● **GIVEN INSTRUCTION**:
Write out the listing again from its first line through the line containing "size-cell: 2.2M [337, 274, 366, 288]", putting "download-link" wherever "file-link" appears and leaving everything else unchanged.

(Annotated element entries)
_ _ _

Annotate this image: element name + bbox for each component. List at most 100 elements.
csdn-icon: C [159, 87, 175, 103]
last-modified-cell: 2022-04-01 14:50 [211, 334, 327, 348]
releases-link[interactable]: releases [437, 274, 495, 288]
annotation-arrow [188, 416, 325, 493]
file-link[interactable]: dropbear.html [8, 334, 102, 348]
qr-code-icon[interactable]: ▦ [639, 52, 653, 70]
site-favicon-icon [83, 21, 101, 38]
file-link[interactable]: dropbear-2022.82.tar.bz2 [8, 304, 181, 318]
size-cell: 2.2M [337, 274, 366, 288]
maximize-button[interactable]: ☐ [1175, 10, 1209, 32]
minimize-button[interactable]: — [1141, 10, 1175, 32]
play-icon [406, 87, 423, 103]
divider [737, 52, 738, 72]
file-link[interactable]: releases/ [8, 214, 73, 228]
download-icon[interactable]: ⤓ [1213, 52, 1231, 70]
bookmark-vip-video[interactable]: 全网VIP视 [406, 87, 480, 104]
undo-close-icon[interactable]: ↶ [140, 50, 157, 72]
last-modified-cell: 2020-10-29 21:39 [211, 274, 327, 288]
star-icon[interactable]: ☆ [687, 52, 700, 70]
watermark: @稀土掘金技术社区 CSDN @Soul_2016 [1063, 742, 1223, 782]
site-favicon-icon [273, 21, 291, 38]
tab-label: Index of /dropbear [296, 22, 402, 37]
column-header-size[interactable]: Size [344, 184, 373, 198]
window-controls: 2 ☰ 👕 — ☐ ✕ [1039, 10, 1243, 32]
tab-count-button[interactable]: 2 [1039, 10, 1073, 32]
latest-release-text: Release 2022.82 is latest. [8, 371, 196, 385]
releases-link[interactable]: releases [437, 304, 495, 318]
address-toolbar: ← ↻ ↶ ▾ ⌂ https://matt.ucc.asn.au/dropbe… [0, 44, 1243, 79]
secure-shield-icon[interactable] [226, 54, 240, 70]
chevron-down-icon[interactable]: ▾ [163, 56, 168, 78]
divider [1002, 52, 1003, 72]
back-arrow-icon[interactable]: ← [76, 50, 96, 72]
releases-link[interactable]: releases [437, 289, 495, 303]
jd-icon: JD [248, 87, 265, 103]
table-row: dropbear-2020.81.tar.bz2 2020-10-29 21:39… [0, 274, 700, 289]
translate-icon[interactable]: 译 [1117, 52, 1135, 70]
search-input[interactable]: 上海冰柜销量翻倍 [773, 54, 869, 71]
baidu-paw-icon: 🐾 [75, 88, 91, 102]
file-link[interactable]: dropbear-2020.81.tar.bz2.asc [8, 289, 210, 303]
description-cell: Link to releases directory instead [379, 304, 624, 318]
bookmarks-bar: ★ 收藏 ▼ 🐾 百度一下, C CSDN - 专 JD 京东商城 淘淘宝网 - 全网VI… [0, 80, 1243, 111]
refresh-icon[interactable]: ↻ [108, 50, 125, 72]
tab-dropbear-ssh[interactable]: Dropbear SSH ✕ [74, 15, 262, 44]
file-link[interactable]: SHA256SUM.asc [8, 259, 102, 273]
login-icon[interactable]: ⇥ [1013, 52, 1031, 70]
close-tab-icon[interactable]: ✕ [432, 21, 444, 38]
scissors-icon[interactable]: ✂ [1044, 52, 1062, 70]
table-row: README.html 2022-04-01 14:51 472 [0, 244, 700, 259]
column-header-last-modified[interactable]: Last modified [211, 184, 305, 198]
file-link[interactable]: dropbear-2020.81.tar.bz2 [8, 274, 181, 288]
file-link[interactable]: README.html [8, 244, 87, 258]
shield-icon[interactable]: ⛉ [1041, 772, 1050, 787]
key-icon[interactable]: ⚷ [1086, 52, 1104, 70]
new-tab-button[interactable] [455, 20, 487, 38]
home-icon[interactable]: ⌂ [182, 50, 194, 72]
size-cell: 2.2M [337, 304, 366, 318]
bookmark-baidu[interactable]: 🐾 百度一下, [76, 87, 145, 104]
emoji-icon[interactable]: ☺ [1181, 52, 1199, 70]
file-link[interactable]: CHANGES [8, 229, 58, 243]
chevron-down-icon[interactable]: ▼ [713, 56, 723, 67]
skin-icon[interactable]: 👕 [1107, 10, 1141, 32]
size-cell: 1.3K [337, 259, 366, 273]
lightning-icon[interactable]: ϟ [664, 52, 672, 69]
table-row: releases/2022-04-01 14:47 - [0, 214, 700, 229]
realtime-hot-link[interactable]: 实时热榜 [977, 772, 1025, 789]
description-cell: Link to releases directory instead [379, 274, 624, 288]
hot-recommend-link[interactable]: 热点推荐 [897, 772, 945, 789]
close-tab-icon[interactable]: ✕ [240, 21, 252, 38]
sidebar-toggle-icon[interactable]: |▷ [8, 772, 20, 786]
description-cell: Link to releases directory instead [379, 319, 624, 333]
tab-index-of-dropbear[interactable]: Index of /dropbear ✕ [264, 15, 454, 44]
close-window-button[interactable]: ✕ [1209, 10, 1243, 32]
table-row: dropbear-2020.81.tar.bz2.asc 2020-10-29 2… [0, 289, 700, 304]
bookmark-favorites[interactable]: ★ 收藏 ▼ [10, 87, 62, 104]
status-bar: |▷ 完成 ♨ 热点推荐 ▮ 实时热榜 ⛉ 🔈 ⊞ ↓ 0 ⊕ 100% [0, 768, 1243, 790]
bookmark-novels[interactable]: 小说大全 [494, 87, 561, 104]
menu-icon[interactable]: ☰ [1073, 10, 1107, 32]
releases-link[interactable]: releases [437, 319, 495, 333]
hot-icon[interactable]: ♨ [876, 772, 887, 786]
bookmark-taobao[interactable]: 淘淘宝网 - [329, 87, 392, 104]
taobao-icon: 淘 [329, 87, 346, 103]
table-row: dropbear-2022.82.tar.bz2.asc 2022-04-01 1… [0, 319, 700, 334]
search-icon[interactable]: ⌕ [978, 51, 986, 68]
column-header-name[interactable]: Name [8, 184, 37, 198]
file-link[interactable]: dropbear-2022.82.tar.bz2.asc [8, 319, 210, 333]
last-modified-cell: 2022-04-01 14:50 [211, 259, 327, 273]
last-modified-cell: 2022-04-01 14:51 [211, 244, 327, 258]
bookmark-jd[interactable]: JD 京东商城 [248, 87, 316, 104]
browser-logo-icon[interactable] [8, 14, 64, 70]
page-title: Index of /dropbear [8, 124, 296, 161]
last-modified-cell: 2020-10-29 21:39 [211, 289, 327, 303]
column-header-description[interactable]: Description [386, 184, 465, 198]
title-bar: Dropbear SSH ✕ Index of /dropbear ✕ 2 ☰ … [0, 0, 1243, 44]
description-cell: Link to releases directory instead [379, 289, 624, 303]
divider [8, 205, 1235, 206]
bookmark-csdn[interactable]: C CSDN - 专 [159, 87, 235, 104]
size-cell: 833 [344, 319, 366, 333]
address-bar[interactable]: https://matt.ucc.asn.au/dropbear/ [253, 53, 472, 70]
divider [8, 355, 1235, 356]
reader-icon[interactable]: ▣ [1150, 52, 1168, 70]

_ _ _

● **COMPLETE ANSWER**:
Annotate this image: element name + bbox for each component. List at most 100 elements.
csdn-icon: C [159, 87, 175, 103]
last-modified-cell: 2022-04-01 14:50 [211, 334, 327, 348]
releases-link[interactable]: releases [437, 274, 495, 288]
annotation-arrow [188, 416, 325, 493]
download-link[interactable]: dropbear.html [8, 334, 102, 348]
qr-code-icon[interactable]: ▦ [639, 52, 653, 70]
site-favicon-icon [83, 21, 101, 38]
download-link[interactable]: dropbear-2022.82.tar.bz2 [8, 304, 181, 318]
size-cell: 2.2M [337, 274, 366, 288]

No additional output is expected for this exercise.